[Records excerpted from a collection]
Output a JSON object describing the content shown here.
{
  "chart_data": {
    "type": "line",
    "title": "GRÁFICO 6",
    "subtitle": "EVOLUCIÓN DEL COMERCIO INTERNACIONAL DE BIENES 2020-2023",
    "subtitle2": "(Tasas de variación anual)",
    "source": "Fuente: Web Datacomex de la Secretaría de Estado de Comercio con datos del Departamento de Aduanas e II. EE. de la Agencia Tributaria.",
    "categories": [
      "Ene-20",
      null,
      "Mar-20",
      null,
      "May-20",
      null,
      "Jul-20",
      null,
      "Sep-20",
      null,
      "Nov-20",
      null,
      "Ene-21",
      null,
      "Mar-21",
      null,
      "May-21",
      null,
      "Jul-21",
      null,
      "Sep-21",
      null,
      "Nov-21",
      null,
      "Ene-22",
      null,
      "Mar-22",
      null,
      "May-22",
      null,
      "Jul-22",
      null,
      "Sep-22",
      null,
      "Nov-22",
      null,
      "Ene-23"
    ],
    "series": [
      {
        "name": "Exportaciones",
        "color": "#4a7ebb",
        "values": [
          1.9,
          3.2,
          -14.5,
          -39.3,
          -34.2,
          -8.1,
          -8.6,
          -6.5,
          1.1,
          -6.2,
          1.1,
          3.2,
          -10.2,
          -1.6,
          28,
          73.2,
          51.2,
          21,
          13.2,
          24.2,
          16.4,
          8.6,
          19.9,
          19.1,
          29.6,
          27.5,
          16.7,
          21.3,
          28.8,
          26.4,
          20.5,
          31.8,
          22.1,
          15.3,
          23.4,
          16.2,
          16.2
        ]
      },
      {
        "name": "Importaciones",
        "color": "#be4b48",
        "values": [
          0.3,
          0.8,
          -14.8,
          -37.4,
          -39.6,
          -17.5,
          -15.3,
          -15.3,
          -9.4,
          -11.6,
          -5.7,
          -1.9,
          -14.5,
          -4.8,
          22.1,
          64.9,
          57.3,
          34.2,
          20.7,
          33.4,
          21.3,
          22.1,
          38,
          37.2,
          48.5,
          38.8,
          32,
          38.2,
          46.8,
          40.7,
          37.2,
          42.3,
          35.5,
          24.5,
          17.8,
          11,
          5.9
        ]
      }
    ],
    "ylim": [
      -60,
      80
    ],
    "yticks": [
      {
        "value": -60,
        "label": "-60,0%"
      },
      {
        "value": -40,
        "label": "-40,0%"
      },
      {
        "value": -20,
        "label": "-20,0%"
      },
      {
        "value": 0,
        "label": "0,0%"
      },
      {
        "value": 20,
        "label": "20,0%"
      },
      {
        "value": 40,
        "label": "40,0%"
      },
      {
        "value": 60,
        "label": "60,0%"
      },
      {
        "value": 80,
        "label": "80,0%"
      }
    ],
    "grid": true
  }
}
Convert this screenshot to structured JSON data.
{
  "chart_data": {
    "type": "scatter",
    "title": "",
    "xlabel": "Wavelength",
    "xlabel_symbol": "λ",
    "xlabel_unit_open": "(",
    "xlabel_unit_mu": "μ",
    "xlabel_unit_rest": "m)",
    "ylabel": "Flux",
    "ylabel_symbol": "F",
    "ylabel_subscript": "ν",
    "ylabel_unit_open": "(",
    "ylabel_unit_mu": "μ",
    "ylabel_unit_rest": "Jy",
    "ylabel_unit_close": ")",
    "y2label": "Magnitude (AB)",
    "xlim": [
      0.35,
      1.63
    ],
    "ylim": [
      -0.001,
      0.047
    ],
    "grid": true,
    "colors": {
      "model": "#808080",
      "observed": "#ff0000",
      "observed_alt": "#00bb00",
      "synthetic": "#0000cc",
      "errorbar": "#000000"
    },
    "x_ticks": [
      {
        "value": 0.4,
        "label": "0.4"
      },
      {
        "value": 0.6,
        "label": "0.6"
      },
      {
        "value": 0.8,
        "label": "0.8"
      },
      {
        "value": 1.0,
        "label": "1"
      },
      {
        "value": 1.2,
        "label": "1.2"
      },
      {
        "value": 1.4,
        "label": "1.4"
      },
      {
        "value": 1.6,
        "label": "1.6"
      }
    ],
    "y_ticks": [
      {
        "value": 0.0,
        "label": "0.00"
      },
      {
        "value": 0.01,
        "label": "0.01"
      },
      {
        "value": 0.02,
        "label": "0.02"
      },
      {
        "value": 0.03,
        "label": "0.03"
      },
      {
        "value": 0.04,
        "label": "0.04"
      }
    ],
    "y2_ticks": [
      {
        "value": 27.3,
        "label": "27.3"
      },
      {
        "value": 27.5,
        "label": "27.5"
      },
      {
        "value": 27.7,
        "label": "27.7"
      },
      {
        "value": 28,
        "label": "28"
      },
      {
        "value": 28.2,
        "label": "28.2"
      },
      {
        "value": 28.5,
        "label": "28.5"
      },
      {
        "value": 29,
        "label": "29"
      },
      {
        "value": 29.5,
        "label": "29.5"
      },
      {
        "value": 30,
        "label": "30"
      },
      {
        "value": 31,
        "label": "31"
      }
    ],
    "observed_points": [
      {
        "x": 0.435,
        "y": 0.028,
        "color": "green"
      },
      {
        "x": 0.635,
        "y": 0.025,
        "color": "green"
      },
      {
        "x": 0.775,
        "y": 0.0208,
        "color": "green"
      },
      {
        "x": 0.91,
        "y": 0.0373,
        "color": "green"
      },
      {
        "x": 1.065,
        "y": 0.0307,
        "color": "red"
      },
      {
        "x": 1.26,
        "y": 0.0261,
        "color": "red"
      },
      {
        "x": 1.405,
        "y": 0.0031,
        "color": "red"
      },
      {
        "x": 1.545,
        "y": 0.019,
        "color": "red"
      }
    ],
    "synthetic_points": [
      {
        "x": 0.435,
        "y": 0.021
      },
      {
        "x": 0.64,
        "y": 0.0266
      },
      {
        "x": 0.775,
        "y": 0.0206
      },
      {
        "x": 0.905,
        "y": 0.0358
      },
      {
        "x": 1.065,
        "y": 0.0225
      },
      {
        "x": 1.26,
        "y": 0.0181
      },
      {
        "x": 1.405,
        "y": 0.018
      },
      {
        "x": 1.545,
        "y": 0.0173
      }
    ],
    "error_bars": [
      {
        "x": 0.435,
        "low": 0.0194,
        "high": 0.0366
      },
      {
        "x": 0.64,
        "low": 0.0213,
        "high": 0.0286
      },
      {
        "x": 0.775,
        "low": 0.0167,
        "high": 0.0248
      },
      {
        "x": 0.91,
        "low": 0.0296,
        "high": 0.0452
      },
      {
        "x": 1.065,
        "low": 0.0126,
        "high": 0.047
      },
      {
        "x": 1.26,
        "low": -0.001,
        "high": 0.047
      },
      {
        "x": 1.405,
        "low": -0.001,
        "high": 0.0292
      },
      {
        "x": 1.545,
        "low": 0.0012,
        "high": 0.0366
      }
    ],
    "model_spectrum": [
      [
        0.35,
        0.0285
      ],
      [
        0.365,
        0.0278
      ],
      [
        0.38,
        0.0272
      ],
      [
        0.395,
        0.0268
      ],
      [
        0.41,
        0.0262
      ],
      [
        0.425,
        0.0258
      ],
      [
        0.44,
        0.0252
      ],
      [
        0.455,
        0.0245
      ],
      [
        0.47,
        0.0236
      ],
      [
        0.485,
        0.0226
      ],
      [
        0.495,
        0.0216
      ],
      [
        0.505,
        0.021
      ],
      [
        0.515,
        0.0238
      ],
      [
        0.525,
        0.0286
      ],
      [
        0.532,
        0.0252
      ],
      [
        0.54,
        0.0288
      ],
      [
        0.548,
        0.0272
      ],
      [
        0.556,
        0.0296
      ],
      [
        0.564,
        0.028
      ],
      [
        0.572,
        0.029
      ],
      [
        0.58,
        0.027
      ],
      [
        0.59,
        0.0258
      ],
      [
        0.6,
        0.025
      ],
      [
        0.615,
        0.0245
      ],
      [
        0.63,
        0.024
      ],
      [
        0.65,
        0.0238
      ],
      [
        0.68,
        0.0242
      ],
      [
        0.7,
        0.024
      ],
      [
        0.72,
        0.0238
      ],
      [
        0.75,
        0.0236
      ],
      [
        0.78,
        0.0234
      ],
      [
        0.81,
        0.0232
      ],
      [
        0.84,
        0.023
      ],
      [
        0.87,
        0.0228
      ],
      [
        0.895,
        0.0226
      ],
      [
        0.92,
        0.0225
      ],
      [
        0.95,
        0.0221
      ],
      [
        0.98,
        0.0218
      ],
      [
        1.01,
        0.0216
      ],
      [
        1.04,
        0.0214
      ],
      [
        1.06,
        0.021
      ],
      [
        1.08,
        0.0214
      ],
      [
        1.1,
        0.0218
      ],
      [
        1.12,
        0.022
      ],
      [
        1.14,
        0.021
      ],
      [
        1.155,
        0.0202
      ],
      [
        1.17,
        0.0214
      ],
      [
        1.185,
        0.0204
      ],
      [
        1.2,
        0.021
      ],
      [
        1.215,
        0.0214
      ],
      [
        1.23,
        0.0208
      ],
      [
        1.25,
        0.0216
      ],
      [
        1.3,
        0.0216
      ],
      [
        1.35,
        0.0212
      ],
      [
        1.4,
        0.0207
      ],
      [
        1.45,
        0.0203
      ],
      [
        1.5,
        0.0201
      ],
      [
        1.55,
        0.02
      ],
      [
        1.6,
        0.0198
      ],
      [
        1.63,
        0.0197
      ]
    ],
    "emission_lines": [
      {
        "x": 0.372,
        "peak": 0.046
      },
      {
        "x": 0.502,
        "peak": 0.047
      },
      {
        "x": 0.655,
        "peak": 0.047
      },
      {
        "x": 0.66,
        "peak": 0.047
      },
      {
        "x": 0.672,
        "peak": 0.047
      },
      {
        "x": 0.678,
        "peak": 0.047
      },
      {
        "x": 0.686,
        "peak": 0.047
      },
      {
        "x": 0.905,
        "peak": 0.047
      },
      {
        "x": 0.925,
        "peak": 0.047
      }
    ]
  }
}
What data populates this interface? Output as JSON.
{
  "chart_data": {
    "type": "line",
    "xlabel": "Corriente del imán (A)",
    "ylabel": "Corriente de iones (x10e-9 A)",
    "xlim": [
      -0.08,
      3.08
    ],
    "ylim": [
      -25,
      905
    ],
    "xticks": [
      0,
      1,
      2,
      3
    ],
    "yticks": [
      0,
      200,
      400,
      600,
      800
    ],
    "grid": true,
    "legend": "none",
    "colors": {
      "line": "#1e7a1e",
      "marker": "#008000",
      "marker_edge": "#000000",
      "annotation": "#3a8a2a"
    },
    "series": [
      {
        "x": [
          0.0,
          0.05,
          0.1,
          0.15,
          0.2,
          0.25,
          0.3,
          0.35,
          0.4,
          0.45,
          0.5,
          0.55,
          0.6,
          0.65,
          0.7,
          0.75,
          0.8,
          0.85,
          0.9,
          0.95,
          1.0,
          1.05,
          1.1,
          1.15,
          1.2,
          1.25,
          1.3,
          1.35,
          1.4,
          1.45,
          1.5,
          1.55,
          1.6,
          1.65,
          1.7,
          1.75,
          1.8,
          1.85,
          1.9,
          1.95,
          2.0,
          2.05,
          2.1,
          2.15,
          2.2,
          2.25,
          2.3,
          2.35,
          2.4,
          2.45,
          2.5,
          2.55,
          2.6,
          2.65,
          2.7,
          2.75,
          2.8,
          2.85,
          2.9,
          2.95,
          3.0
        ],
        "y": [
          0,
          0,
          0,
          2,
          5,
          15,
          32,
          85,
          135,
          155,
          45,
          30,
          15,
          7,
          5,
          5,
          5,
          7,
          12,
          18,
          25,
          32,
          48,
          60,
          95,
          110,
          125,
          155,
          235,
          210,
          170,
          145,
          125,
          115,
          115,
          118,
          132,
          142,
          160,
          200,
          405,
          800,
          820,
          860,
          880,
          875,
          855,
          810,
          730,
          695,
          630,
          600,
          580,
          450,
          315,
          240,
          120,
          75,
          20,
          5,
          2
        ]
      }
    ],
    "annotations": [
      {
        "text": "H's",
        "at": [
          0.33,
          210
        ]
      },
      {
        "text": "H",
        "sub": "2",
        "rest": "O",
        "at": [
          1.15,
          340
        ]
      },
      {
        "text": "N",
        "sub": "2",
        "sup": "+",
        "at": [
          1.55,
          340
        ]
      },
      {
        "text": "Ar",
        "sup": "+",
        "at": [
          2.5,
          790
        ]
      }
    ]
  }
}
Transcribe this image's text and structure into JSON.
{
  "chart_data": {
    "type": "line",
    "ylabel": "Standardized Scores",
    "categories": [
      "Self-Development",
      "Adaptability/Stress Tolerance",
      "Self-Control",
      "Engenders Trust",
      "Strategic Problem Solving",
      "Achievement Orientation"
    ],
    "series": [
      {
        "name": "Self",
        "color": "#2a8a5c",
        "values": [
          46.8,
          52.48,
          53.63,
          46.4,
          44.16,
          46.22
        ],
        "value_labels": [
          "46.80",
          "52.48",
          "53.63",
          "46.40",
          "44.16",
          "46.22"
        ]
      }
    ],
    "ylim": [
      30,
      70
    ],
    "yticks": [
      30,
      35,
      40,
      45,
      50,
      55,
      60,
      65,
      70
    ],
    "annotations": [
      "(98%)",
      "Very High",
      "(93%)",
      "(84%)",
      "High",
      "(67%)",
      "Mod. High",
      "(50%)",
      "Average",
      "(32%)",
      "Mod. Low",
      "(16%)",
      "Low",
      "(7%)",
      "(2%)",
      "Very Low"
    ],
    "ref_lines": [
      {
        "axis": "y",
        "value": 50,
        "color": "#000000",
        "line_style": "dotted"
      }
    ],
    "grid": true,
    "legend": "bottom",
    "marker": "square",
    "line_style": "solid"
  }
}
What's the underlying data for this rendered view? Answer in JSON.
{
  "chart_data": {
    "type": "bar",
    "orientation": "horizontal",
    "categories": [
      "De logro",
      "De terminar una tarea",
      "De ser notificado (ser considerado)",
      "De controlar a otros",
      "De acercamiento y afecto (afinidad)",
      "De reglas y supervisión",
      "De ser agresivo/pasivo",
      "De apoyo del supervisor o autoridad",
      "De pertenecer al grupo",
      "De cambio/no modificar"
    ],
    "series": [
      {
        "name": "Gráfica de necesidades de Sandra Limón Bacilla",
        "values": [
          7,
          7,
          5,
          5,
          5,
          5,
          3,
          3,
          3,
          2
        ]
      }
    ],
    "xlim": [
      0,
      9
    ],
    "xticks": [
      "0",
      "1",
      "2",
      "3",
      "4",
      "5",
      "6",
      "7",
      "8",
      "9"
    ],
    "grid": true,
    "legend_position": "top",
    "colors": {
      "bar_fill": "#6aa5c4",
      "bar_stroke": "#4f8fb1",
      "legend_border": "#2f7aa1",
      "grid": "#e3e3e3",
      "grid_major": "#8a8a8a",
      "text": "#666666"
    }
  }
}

## PROBLEM REQUIREMENTS
Count how many lines of the listing above include "name" and report that number alone.

## FULL RESPONSE
4